-- START THE DATA --
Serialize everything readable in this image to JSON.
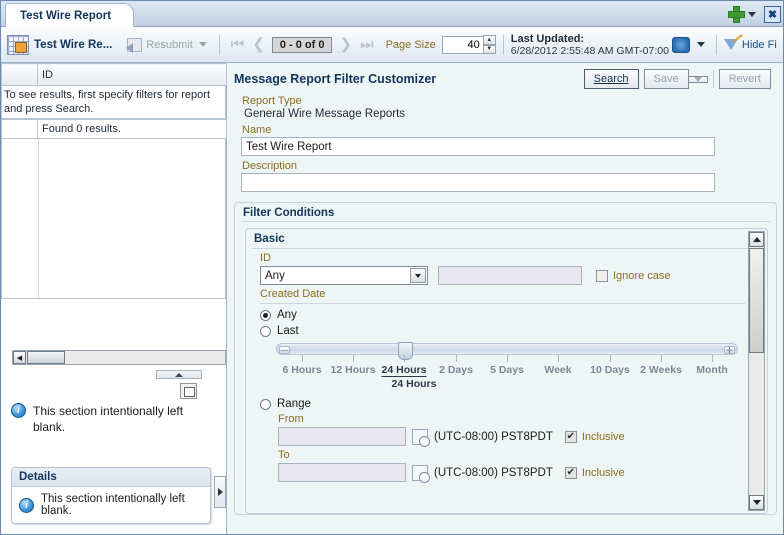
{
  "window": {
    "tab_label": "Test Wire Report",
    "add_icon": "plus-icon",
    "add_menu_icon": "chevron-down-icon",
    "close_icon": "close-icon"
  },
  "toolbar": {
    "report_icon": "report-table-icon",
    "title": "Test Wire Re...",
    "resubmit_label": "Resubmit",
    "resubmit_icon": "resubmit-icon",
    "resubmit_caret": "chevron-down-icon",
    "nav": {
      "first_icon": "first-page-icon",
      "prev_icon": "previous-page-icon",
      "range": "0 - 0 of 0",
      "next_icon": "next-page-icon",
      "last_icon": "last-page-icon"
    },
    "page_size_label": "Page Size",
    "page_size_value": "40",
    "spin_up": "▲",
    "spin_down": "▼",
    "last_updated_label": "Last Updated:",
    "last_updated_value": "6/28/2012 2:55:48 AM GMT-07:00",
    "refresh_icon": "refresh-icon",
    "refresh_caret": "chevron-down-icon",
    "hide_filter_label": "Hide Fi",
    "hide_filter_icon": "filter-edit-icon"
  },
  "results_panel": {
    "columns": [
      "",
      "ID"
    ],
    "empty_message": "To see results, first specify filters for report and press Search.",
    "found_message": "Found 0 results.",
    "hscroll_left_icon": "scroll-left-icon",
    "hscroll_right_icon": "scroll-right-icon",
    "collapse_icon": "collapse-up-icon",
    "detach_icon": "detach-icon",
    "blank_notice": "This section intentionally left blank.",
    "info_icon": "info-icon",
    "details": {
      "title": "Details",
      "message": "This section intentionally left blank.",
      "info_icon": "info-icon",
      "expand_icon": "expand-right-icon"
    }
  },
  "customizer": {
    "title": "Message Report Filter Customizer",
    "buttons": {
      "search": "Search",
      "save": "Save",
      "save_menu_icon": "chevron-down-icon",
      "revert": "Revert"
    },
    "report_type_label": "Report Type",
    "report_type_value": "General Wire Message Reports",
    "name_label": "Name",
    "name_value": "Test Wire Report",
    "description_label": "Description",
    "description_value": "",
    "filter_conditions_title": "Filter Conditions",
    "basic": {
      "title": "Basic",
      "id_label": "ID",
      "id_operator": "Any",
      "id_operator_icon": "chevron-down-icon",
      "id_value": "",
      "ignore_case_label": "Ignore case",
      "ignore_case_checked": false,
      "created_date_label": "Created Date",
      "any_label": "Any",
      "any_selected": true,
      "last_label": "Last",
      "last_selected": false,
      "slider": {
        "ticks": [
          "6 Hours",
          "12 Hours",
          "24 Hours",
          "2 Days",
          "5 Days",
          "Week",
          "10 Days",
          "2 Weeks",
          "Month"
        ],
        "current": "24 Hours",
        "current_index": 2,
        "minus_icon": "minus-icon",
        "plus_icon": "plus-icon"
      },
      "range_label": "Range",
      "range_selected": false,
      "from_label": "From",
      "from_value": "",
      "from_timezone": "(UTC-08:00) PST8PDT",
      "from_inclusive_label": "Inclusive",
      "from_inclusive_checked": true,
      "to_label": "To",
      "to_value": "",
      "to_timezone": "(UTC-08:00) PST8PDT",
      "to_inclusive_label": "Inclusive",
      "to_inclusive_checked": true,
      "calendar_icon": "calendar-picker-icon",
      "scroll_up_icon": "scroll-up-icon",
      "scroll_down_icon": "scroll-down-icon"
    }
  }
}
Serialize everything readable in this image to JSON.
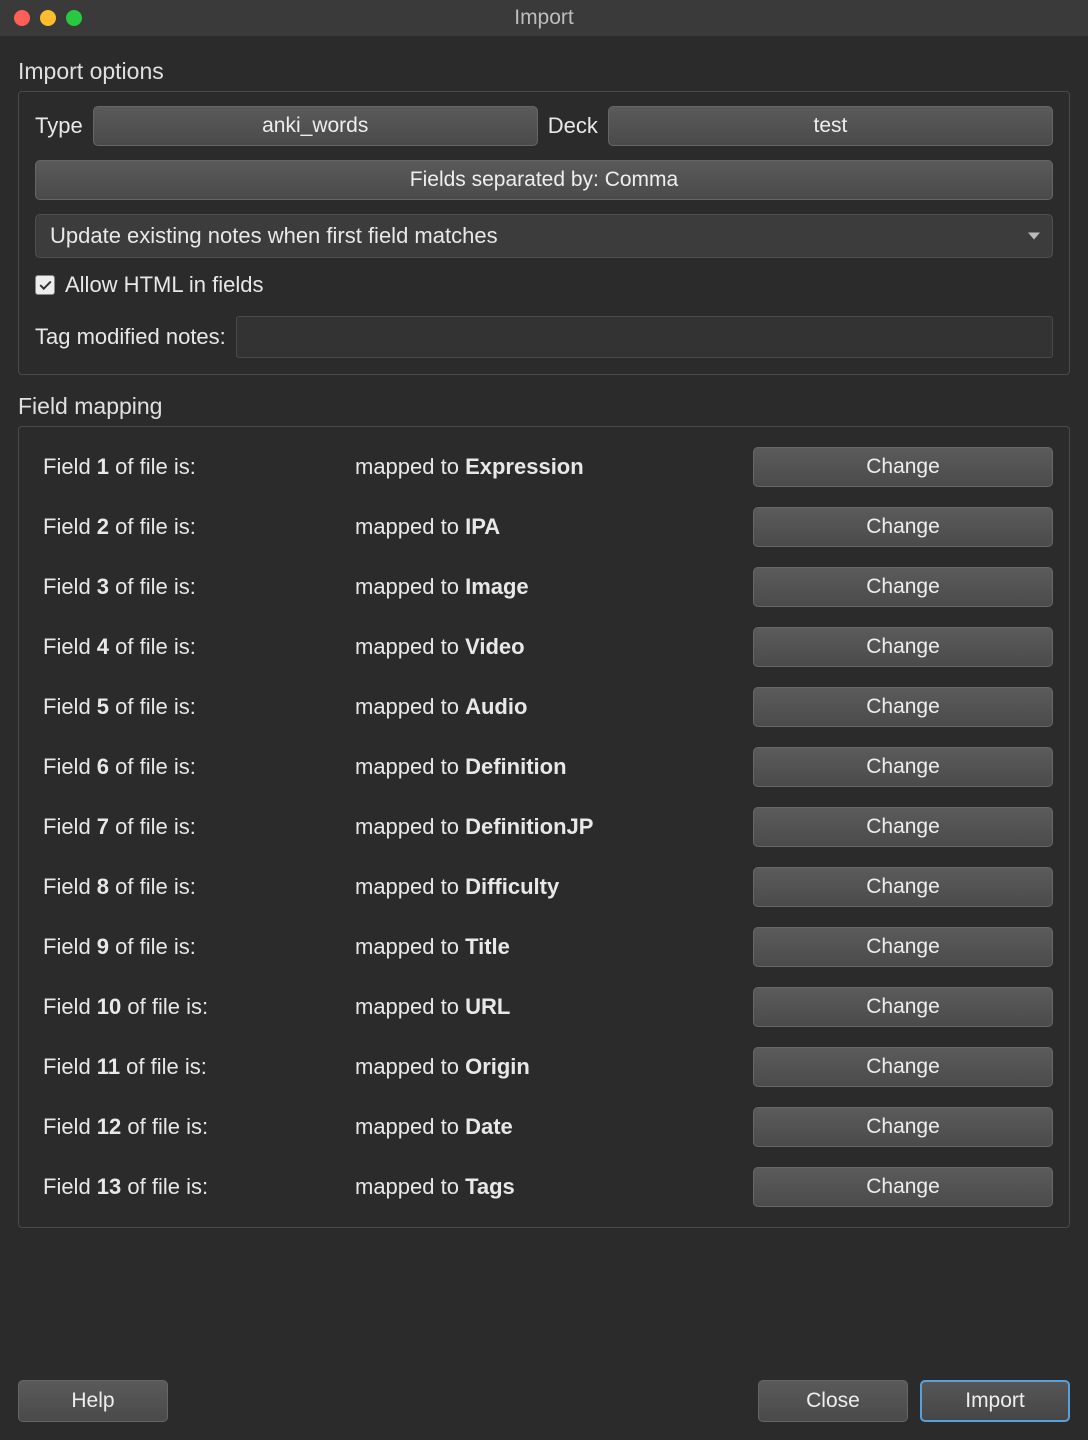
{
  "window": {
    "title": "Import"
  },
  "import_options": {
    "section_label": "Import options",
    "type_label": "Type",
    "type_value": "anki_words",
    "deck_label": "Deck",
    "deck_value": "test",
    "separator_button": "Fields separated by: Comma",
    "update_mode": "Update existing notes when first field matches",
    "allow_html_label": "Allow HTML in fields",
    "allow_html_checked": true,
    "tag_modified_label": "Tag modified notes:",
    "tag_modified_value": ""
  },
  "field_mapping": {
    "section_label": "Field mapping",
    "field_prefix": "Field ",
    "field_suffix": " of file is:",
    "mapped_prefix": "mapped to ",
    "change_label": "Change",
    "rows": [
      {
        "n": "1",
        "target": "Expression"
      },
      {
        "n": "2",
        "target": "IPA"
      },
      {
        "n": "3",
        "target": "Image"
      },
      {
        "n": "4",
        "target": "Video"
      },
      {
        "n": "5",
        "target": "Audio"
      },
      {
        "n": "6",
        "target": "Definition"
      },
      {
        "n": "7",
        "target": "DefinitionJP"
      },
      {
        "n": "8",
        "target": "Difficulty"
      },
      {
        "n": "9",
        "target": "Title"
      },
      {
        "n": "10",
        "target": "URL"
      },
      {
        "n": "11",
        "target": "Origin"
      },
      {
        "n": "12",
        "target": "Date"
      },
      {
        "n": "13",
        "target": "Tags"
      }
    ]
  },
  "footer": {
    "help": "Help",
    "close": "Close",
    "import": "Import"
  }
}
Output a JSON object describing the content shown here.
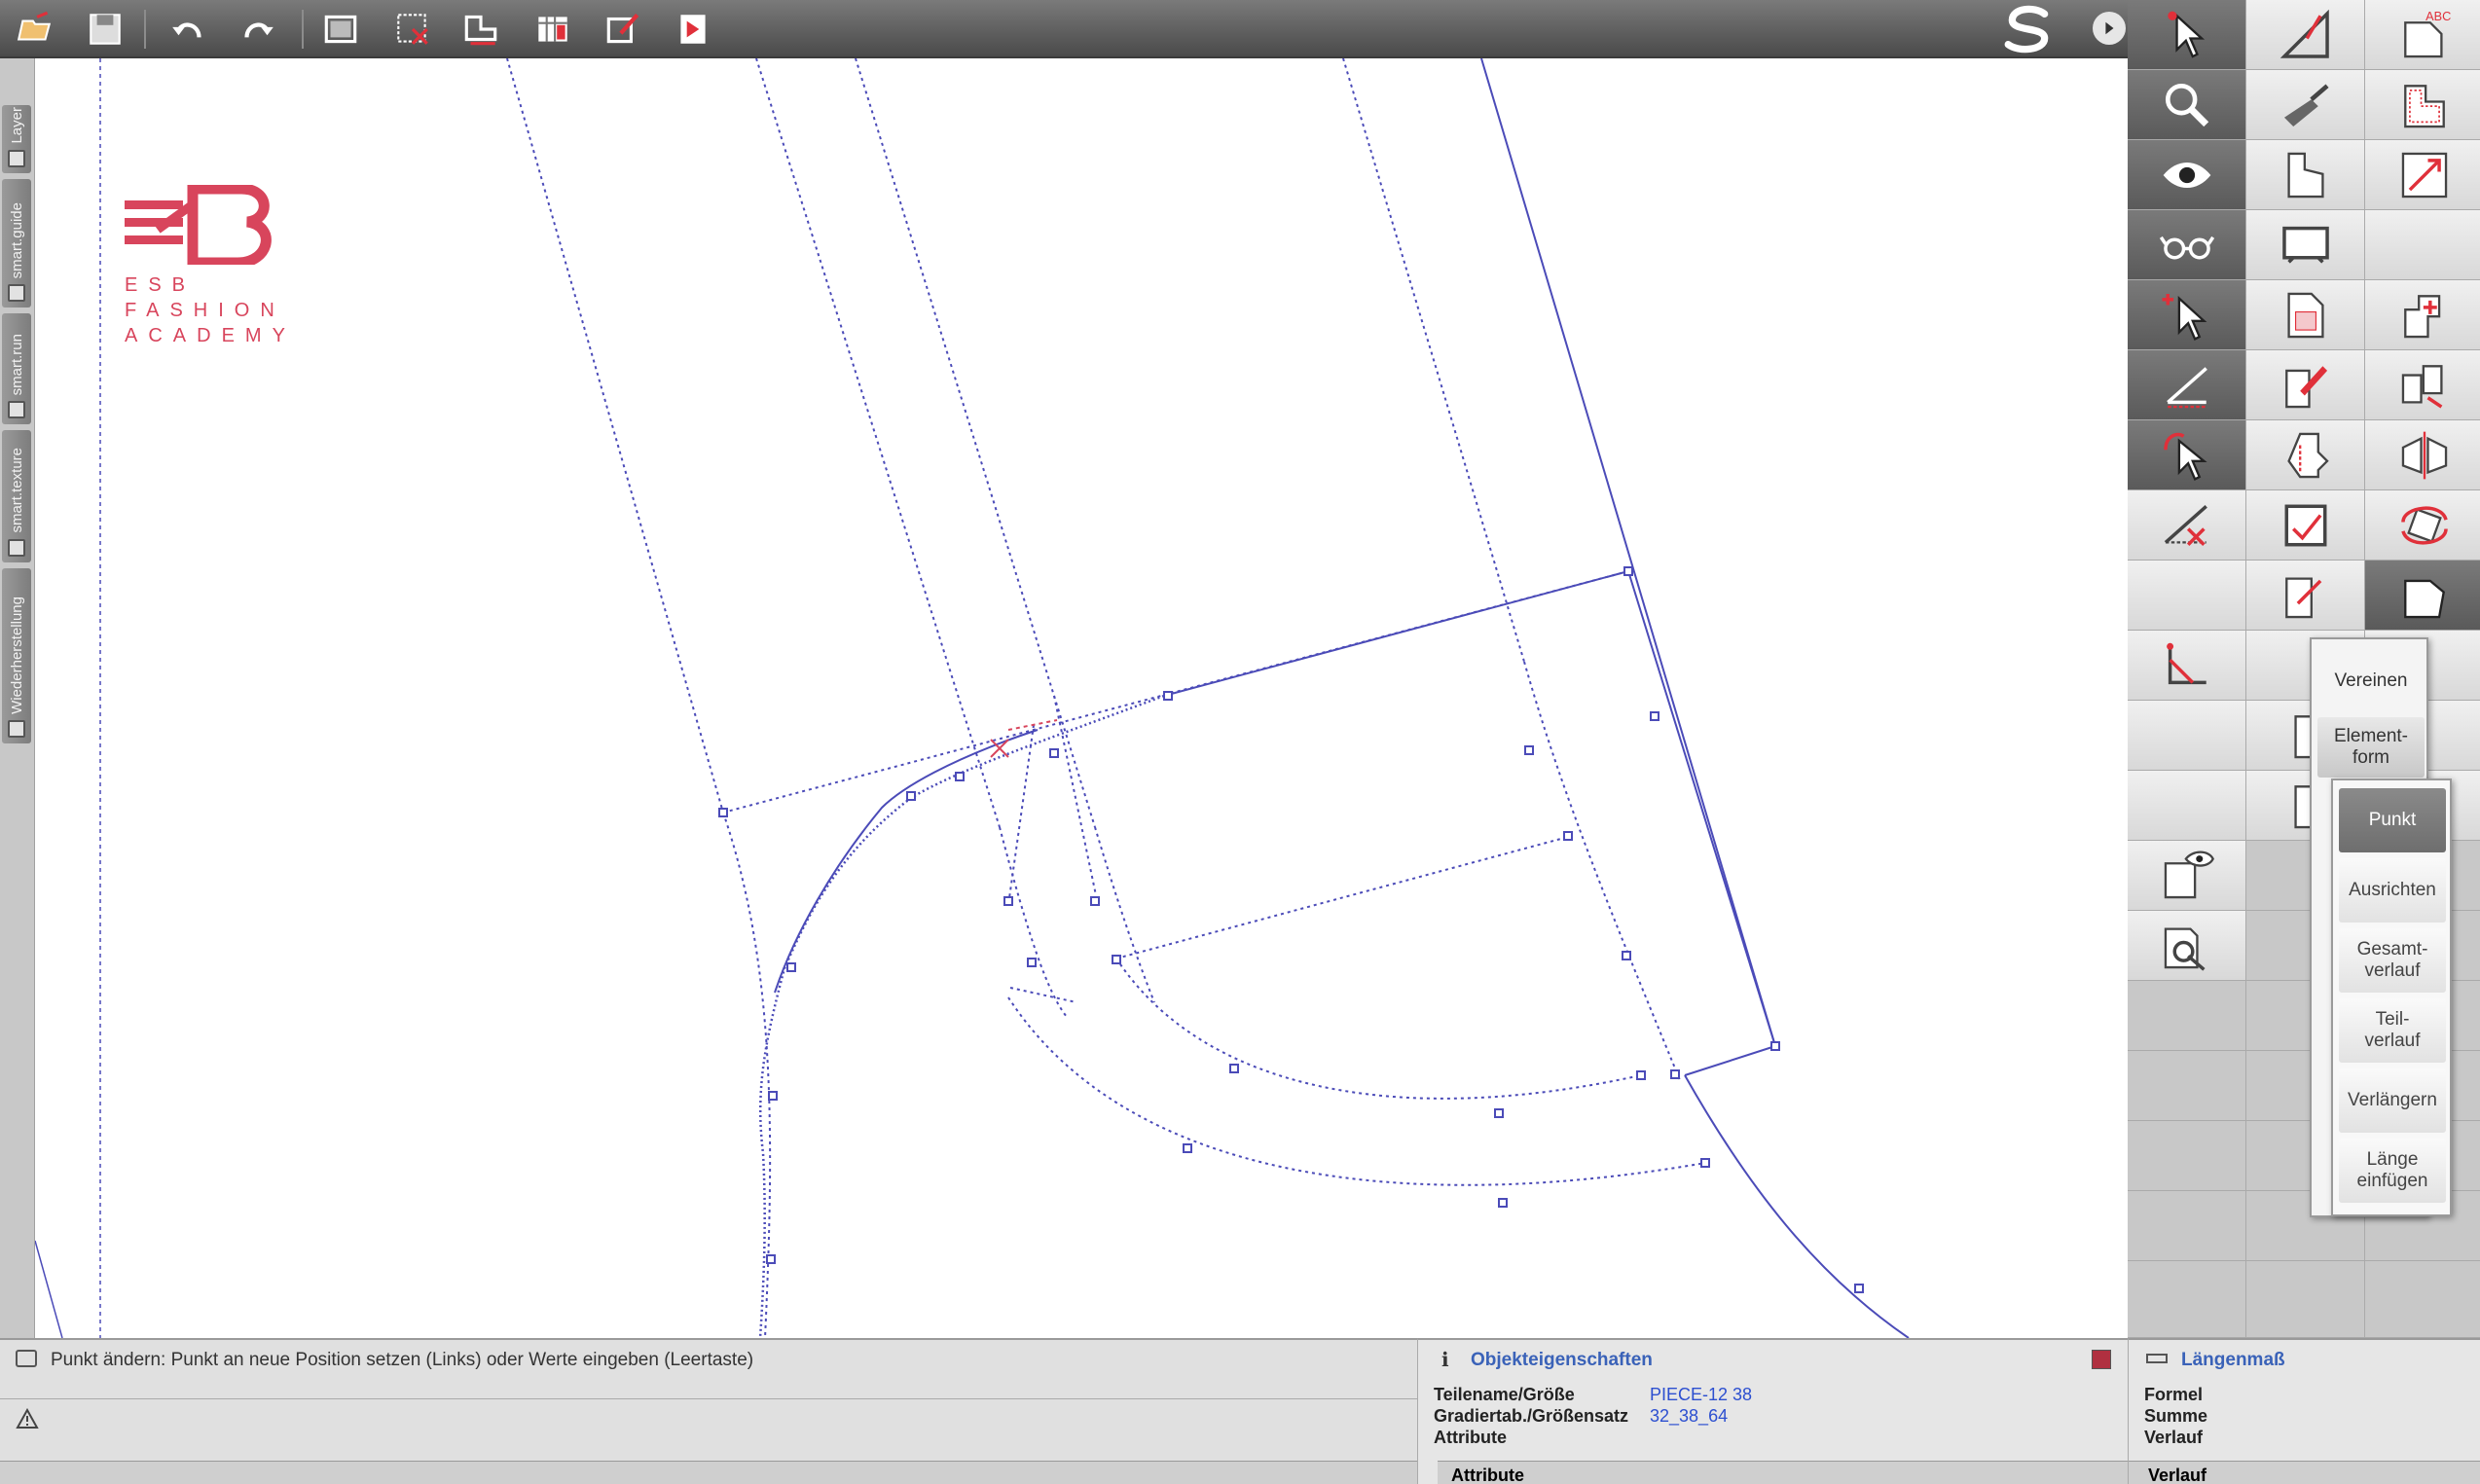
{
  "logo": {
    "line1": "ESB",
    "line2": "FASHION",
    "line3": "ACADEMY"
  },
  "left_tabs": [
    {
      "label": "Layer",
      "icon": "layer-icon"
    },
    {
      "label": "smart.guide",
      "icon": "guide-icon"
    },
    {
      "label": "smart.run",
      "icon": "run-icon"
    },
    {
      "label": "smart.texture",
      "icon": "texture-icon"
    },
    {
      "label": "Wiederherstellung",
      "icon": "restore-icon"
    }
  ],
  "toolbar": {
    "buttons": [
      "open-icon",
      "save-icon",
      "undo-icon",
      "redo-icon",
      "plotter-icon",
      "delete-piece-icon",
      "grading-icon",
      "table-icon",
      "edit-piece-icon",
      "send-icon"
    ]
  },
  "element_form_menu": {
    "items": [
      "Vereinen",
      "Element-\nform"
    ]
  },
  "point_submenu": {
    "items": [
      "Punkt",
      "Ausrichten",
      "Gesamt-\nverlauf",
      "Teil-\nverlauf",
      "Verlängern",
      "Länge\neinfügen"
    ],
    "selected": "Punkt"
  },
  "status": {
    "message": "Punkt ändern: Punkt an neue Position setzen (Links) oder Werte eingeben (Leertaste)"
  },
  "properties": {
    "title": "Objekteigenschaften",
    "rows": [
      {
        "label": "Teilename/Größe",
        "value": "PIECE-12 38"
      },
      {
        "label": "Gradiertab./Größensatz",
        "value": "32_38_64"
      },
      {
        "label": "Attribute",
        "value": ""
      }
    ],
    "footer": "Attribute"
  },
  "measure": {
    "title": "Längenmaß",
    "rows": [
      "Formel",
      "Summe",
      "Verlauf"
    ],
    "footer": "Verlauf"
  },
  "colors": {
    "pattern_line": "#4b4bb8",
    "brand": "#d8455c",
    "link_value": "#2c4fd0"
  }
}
-- END THE DATA --
* [TASK DIRECTIONS]: Print all the records again exactly; do not include any picture.

* [OUTPUT FOR THIS TASK]:
Serialize everything readable in this image to JSON.
{
  "window": {
    "tab_label": "Test Wire Report",
    "add_icon": "plus-icon",
    "add_menu_icon": "chevron-down-icon",
    "close_icon": "close-icon"
  },
  "toolbar": {
    "report_icon": "report-table-icon",
    "title": "Test Wire Re...",
    "resubmit_label": "Resubmit",
    "resubmit_icon": "resubmit-icon",
    "resubmit_caret": "chevron-down-icon",
    "nav": {
      "first_icon": "first-page-icon",
      "prev_icon": "previous-page-icon",
      "range": "0 - 0 of 0",
      "next_icon": "next-page-icon",
      "last_icon": "last-page-icon"
    },
    "page_size_label": "Page Size",
    "page_size_value": "40",
    "spin_up": "▲",
    "spin_down": "▼",
    "last_updated_label": "Last Updated:",
    "last_updated_value": "6/28/2012 2:55:48 AM GMT-07:00",
    "refresh_icon": "refresh-icon",
    "refresh_caret": "chevron-down-icon",
    "hide_filter_label": "Hide Fi",
    "hide_filter_icon": "filter-edit-icon"
  },
  "results_panel": {
    "columns": [
      "",
      "ID"
    ],
    "empty_message": "To see results, first specify filters for report and press Search.",
    "found_message": "Found 0 results.",
    "hscroll_left_icon": "scroll-left-icon",
    "hscroll_right_icon": "scroll-right-icon",
    "collapse_icon": "collapse-up-icon",
    "detach_icon": "detach-icon",
    "blank_notice": "This section intentionally left blank.",
    "info_icon": "info-icon",
    "details": {
      "title": "Details",
      "message": "This section intentionally left blank.",
      "info_icon": "info-icon",
      "expand_icon": "expand-right-icon"
    }
  },
  "customizer": {
    "title": "Message Report Filter Customizer",
    "buttons": {
      "search": "Search",
      "save": "Save",
      "save_menu_icon": "chevron-down-icon",
      "revert": "Revert"
    },
    "report_type_label": "Report Type",
    "report_type_value": "General Wire Message Reports",
    "name_label": "Name",
    "name_value": "Test Wire Report",
    "description_label": "Description",
    "description_value": "",
    "filter_conditions_title": "Filter Conditions",
    "basic": {
      "title": "Basic",
      "id_label": "ID",
      "id_operator": "Any",
      "id_operator_icon": "chevron-down-icon",
      "id_value": "",
      "ignore_case_label": "Ignore case",
      "ignore_case_checked": false,
      "created_date_label": "Created Date",
      "any_label": "Any",
      "any_selected": true,
      "last_label": "Last",
      "last_selected": false,
      "slider": {
        "ticks": [
          "6 Hours",
          "12 Hours",
          "24 Hours",
          "2 Days",
          "5 Days",
          "Week",
          "10 Days",
          "2 Weeks",
          "Month"
        ],
        "current": "24 Hours",
        "current_index": 2,
        "minus_icon": "minus-icon",
        "plus_icon": "plus-icon"
      },
      "range_label": "Range",
      "range_selected": false,
      "from_label": "From",
      "from_value": "",
      "from_timezone": "(UTC-08:00) PST8PDT",
      "from_inclusive_label": "Inclusive",
      "from_inclusive_checked": true,
      "to_label": "To",
      "to_value": "",
      "to_timezone": "(UTC-08:00) PST8PDT",
      "to_inclusive_label": "Inclusive",
      "to_inclusive_checked": true,
      "calendar_icon": "calendar-picker-icon",
      "scroll_up_icon": "scroll-up-icon",
      "scroll_down_icon": "scroll-down-icon"
    }
  }
}
Serialize everything readable in this image to JSON.
{
  "window": {
    "title": "Import"
  },
  "import_options": {
    "section_label": "Import options",
    "type_label": "Type",
    "type_value": "anki_words",
    "deck_label": "Deck",
    "deck_value": "test",
    "separator_button": "Fields separated by: Comma",
    "update_mode": "Update existing notes when first field matches",
    "allow_html_label": "Allow HTML in fields",
    "allow_html_checked": true,
    "tag_modified_label": "Tag modified notes:",
    "tag_modified_value": ""
  },
  "field_mapping": {
    "section_label": "Field mapping",
    "field_prefix": "Field ",
    "field_suffix": " of file is:",
    "mapped_prefix": "mapped to ",
    "change_label": "Change",
    "rows": [
      {
        "n": "1",
        "target": "Expression"
      },
      {
        "n": "2",
        "target": "IPA"
      },
      {
        "n": "3",
        "target": "Image"
      },
      {
        "n": "4",
        "target": "Video"
      },
      {
        "n": "5",
        "target": "Audio"
      },
      {
        "n": "6",
        "target": "Definition"
      },
      {
        "n": "7",
        "target": "DefinitionJP"
      },
      {
        "n": "8",
        "target": "Difficulty"
      },
      {
        "n": "9",
        "target": "Title"
      },
      {
        "n": "10",
        "target": "URL"
      },
      {
        "n": "11",
        "target": "Origin"
      },
      {
        "n": "12",
        "target": "Date"
      },
      {
        "n": "13",
        "target": "Tags"
      }
    ]
  },
  "footer": {
    "help": "Help",
    "close": "Close",
    "import": "Import"
  }
}
Output a JSON object describing the content shown here.
{
  "logo": {
    "line1": "ESB",
    "line2": "FASHION",
    "line3": "ACADEMY"
  },
  "left_tabs": [
    {
      "label": "Layer",
      "icon": "layer-icon"
    },
    {
      "label": "smart.guide",
      "icon": "guide-icon"
    },
    {
      "label": "smart.run",
      "icon": "run-icon"
    },
    {
      "label": "smart.texture",
      "icon": "texture-icon"
    },
    {
      "label": "Wiederherstellung",
      "icon": "restore-icon"
    }
  ],
  "toolbar": {
    "buttons": [
      "open-icon",
      "save-icon",
      "undo-icon",
      "redo-icon",
      "plotter-icon",
      "delete-piece-icon",
      "grading-icon",
      "table-icon",
      "edit-piece-icon",
      "send-icon"
    ]
  },
  "element_form_menu": {
    "items": [
      "Vereinen",
      "Element-\nform"
    ]
  },
  "point_submenu": {
    "items": [
      "Punkt",
      "Ausrichten",
      "Gesamt-\nverlauf",
      "Teil-\nverlauf",
      "Verlängern",
      "Länge\neinfügen"
    ],
    "selected": "Punkt"
  },
  "status": {
    "message": "Punkt ändern: Punkt an neue Position setzen (Links) oder Werte eingeben (Leertaste)"
  },
  "properties": {
    "title": "Objekteigenschaften",
    "rows": [
      {
        "label": "Teilename/Größe",
        "value": "PIECE-12 38"
      },
      {
        "label": "Gradiertab./Größensatz",
        "value": "32_38_64"
      },
      {
        "label": "Attribute",
        "value": ""
      }
    ],
    "footer": "Attribute"
  },
  "measure": {
    "title": "Längenmaß",
    "rows": [
      "Formel",
      "Summe",
      "Verlauf"
    ],
    "footer": "Verlauf"
  },
  "colors": {
    "pattern_line": "#4b4bb8",
    "brand": "#d8455c",
    "link_value": "#2c4fd0"
  }
}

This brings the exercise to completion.